Repeat the listing word for word. No pictures belong in the copy.

* [Supplied material]:
------

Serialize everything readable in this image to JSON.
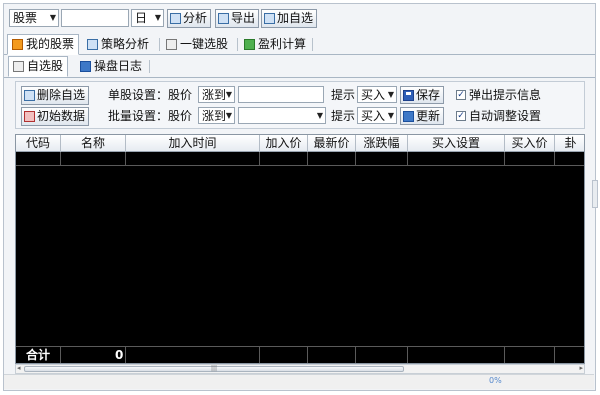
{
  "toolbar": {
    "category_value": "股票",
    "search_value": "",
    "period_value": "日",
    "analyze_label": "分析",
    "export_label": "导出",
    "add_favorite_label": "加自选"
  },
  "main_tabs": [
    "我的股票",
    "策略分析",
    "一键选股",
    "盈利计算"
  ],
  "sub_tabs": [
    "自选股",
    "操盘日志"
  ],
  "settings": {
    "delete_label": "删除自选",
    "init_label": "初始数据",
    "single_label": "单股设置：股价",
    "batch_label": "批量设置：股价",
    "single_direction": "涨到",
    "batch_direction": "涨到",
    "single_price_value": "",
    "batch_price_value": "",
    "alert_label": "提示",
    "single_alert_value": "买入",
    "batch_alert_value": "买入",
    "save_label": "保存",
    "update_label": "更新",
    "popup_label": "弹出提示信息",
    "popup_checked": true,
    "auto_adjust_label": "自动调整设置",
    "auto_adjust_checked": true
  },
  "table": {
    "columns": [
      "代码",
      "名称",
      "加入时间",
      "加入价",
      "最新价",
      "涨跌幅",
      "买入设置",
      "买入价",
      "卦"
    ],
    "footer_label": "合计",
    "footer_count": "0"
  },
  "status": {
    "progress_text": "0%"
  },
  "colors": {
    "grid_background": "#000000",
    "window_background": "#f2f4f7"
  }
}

------

* [Written solution]:
Serialize everything readable in this image to JSON.
{
  "toolbar": {
    "category_value": "股票",
    "search_value": "",
    "period_value": "日",
    "analyze_label": "分析",
    "export_label": "导出",
    "add_favorite_label": "加自选"
  },
  "main_tabs": [
    "我的股票",
    "策略分析",
    "一键选股",
    "盈利计算"
  ],
  "sub_tabs": [
    "自选股",
    "操盘日志"
  ],
  "settings": {
    "delete_label": "删除自选",
    "init_label": "初始数据",
    "single_label": "单股设置：股价",
    "batch_label": "批量设置：股价",
    "single_direction": "涨到",
    "batch_direction": "涨到",
    "single_price_value": "",
    "batch_price_value": "",
    "alert_label": "提示",
    "single_alert_value": "买入",
    "batch_alert_value": "买入",
    "save_label": "保存",
    "update_label": "更新",
    "popup_label": "弹出提示信息",
    "popup_checked": true,
    "auto_adjust_label": "自动调整设置",
    "auto_adjust_checked": true
  },
  "table": {
    "columns": [
      "代码",
      "名称",
      "加入时间",
      "加入价",
      "最新价",
      "涨跌幅",
      "买入设置",
      "买入价",
      "卦"
    ],
    "footer_label": "合计",
    "footer_count": "0"
  },
  "status": {
    "progress_text": "0%"
  },
  "colors": {
    "grid_background": "#000000",
    "window_background": "#f2f4f7"
  }
}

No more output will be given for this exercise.